(Saved entries)
--- begin ---
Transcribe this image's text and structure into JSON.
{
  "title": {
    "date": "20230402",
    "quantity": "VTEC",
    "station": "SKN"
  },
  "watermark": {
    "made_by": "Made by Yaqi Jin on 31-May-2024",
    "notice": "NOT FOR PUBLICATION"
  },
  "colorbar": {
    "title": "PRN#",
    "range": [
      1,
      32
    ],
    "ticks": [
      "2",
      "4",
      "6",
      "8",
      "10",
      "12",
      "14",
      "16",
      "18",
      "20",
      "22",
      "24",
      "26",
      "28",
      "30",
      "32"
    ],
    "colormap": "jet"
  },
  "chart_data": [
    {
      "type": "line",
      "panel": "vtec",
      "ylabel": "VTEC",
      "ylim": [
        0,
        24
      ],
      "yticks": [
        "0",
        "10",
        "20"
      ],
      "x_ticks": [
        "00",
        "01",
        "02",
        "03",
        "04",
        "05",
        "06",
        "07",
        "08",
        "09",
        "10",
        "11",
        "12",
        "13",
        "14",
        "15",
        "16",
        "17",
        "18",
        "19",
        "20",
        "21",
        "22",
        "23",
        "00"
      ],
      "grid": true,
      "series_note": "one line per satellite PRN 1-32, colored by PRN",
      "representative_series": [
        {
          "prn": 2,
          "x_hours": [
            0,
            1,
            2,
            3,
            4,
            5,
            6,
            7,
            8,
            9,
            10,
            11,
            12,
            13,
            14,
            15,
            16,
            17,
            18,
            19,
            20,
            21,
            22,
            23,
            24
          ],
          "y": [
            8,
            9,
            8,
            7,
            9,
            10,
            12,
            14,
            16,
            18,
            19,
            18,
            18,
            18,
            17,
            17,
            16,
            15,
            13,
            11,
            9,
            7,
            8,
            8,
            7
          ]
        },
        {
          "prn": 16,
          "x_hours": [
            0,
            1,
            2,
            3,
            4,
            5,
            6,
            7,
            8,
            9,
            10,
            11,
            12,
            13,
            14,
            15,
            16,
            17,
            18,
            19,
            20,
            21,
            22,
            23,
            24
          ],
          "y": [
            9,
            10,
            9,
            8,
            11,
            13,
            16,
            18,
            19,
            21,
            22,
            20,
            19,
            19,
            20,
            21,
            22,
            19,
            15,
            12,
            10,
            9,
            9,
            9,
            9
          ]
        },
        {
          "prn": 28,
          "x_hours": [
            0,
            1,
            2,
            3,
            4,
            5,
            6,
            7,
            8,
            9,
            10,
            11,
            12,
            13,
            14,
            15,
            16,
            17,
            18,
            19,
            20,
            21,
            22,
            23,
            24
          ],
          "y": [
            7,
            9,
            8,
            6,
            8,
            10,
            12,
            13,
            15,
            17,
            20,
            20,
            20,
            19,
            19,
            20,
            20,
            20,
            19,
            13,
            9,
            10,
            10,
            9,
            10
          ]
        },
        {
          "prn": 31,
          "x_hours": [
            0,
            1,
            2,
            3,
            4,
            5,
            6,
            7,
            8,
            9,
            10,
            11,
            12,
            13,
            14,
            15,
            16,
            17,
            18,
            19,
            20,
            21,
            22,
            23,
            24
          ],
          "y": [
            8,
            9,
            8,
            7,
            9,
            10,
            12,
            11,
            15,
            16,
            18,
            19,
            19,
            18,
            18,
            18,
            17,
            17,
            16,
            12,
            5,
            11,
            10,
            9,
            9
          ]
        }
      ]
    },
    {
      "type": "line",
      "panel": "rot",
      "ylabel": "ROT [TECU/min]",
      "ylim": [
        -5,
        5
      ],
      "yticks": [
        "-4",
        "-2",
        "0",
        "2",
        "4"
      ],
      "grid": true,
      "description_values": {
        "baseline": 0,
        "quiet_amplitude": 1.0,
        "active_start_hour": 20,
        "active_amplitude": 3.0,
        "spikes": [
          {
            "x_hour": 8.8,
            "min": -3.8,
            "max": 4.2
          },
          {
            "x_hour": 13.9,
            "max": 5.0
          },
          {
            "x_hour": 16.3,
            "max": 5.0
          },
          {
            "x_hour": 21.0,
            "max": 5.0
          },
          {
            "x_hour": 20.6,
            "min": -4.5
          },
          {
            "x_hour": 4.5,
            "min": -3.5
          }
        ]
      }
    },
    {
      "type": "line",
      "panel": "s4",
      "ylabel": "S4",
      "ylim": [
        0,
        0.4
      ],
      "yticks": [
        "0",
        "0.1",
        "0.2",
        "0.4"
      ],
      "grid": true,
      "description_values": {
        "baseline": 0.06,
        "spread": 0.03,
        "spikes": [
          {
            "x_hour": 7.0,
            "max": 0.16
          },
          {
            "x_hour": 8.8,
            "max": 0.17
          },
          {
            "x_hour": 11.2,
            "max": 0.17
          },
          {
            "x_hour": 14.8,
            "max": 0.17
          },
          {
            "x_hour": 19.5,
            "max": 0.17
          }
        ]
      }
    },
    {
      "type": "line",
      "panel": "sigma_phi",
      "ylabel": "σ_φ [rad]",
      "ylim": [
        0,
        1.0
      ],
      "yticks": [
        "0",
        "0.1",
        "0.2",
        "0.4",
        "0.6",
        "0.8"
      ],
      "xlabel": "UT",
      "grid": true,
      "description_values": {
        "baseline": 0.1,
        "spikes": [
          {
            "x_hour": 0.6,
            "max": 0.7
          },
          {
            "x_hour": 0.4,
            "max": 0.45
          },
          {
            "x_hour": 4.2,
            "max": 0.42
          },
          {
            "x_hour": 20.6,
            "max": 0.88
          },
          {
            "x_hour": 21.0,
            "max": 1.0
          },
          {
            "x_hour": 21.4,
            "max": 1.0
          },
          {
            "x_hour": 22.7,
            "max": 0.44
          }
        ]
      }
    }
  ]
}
--- end ---
### DESCRIPTION OF THE TASK
Select all lines with the word "baseline" from the entries above.

### CORRECT OUTPUT
        "baseline": 0,
        "baseline": 0.06,
        "baseline": 0.1,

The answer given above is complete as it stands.